**AIM:**
All lines featuring the string "miles" are to be listed.

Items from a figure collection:
-- start --

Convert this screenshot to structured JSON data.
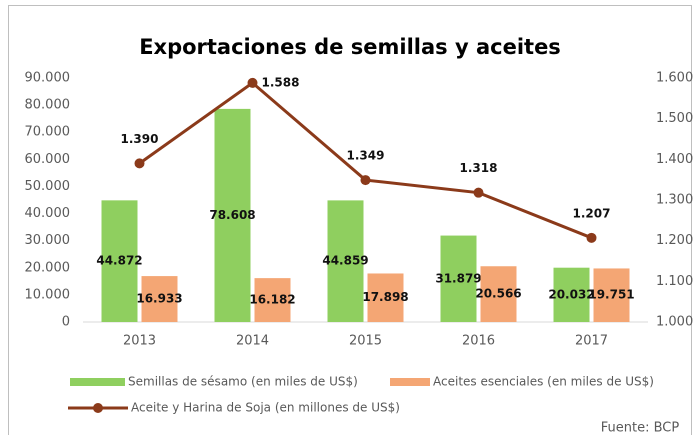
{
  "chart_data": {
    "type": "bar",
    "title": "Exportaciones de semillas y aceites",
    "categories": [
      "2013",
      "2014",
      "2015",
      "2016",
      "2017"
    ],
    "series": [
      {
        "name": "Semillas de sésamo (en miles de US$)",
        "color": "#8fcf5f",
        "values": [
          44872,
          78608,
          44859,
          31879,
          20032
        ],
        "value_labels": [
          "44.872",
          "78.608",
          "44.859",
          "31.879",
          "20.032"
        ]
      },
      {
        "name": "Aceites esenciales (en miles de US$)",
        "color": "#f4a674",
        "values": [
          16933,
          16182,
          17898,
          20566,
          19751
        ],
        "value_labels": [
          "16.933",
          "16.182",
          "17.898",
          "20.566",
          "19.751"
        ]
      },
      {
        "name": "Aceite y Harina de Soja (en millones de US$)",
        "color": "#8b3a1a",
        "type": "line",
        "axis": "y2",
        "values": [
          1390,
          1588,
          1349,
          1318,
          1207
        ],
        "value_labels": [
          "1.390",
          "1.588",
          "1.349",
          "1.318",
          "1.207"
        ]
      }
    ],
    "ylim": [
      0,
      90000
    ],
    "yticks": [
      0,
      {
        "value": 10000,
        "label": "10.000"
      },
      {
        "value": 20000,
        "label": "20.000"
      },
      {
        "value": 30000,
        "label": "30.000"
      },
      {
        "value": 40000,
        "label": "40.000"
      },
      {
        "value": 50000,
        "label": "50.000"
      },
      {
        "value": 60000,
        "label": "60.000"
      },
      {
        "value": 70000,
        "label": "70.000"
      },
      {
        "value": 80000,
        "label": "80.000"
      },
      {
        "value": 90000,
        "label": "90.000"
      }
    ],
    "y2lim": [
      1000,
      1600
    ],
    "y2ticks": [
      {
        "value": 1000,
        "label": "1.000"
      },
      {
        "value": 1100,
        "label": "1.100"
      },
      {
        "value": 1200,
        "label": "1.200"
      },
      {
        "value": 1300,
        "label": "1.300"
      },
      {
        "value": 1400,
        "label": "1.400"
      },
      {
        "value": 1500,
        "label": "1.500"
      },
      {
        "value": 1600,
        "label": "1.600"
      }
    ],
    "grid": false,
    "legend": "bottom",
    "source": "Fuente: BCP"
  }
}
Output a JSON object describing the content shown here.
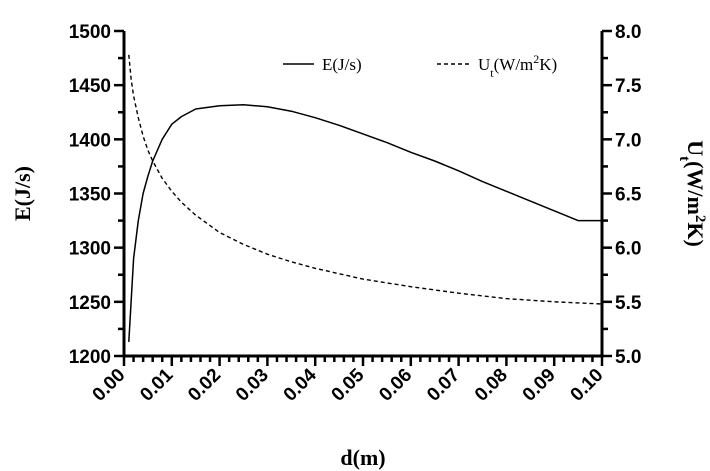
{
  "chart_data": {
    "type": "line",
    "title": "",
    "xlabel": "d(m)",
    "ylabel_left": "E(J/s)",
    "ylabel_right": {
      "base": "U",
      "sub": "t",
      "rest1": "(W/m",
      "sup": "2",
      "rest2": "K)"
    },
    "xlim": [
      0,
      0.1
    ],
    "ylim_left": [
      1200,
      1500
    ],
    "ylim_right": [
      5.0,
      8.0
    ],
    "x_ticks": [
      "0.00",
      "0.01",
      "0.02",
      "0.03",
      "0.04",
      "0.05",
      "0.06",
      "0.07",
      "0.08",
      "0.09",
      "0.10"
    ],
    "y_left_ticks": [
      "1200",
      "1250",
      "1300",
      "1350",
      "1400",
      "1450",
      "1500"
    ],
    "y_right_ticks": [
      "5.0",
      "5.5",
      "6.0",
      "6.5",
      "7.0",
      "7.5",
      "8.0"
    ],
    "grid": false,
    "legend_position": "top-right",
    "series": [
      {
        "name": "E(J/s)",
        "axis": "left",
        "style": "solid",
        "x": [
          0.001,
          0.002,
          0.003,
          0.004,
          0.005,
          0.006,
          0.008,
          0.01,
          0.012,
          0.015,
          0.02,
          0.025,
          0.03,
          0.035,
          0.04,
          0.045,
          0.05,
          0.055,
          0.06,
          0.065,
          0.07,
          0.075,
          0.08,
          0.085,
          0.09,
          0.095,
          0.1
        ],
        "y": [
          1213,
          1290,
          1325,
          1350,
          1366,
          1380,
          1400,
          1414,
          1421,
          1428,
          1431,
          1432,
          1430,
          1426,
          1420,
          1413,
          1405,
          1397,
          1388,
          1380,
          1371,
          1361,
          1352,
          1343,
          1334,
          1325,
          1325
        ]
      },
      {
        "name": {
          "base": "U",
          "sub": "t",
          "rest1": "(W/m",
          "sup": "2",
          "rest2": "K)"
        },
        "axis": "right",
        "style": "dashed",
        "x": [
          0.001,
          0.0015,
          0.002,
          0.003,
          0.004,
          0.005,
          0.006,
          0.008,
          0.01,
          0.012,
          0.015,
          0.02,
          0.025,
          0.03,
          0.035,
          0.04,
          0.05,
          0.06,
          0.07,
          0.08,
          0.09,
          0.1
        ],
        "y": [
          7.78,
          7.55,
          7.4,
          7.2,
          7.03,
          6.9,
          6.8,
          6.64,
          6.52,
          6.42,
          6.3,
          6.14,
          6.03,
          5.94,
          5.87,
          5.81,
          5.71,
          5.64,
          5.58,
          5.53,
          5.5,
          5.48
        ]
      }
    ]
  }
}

-- end --

**ANSWER TO THIS TASK:**
        "name": "Semillas de sésamo (en miles de US$)",
        "name": "Aceites esenciales (en miles de US$)",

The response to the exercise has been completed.